═══ DATA PROVIDED

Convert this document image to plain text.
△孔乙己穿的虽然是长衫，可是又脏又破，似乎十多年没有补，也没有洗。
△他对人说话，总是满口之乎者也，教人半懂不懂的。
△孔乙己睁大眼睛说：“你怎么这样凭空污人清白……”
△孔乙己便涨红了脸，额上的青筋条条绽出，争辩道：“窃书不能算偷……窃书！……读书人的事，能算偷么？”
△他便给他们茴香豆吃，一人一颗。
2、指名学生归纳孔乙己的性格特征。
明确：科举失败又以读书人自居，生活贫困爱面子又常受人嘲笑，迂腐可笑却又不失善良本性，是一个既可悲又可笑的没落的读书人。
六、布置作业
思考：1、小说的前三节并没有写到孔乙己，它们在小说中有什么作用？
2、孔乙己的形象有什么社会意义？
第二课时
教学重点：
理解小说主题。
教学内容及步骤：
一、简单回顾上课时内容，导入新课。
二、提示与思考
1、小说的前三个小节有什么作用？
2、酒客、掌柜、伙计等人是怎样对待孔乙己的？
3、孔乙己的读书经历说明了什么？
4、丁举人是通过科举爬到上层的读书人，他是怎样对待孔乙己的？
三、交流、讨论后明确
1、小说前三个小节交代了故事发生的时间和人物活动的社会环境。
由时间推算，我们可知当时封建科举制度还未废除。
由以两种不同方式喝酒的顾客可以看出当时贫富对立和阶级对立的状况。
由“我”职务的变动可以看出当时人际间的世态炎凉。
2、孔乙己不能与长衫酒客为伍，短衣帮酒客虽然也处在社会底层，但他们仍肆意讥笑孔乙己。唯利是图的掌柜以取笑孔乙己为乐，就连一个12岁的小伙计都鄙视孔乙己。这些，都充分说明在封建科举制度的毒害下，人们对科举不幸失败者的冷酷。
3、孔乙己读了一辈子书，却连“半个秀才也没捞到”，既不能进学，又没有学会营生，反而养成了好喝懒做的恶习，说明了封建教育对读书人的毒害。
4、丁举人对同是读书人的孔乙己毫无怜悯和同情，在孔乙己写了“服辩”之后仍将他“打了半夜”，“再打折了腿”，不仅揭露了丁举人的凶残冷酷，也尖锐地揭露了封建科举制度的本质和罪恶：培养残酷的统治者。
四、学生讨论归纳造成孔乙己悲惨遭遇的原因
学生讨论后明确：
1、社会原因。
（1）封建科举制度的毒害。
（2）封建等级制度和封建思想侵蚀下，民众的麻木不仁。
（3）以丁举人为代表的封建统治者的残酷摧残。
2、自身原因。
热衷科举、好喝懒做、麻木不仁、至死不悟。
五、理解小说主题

══════

> [WHAT IS ASKED]:
Each line of the listing above should be output exactly.

> [COMPLETE OUTPUT]:
Convert this document image to plain text.
△孔乙己穿的虽然是长衫，可是又脏又破，似乎十多年没有补，也没有洗。
△他对人说话，总是满口之乎者也，教人半懂不懂的。
△孔乙己睁大眼睛说：“你怎么这样凭空污人清白……”
△孔乙己便涨红了脸，额上的青筋条条绽出，争辩道：“窃书不能算偷……窃书！……读书人的事，能算偷么？”
△他便给他们茴香豆吃，一人一颗。
2、指名学生归纳孔乙己的性格特征。
明确：科举失败又以读书人自居，生活贫困爱面子又常受人嘲笑，迂腐可笑却又不失善良本性，是一个既可悲又可笑的没落的读书人。
六、布置作业
思考：1、小说的前三节并没有写到孔乙己，它们在小说中有什么作用？
2、孔乙己的形象有什么社会意义？
第二课时
教学重点：
理解小说主题。
教学内容及步骤：
一、简单回顾上课时内容，导入新课。
二、提示与思考
1、小说的前三个小节有什么作用？
2、酒客、掌柜、伙计等人是怎样对待孔乙己的？
3、孔乙己的读书经历说明了什么？
4、丁举人是通过科举爬到上层的读书人，他是怎样对待孔乙己的？
三、交流、讨论后明确
1、小说前三个小节交代了故事发生的时间和人物活动的社会环境。
由时间推算，我们可知当时封建科举制度还未废除。
由以两种不同方式喝酒的顾客可以看出当时贫富对立和阶级对立的状况。
由“我”职务的变动可以看出当时人际间的世态炎凉。
2、孔乙己不能与长衫酒客为伍，短衣帮酒客虽然也处在社会底层，但他们仍肆意讥笑孔乙己。唯利是图的掌柜以取笑孔乙己为乐，就连一个12岁的小伙计都鄙视孔乙己。这些，都充分说明在封建科举制度的毒害下，人们对科举不幸失败者的冷酷。
3、孔乙己读了一辈子书，却连“半个秀才也没捞到”，既不能进学，又没有学会营生，反而养成了好喝懒做的恶习，说明了封建教育对读书人的毒害。
4、丁举人对同是读书人的孔乙己毫无怜悯和同情，在孔乙己写了“服辩”之后仍将他“打了半夜”，“再打折了腿”，不仅揭露了丁举人的凶残冷酷，也尖锐地揭露了封建科举制度的本质和罪恶：培养残酷的统治者。
四、学生讨论归纳造成孔乙己悲惨遭遇的原因
学生讨论后明确：
1、社会原因。
（1）封建科举制度的毒害。
（2）封建等级制度和封建思想侵蚀下，民众的麻木不仁。
（3）以丁举人为代表的封建统治者的残酷摧残。
2、自身原因。
热衷科举、好喝懒做、麻木不仁、至死不悟。
五、理解小说主题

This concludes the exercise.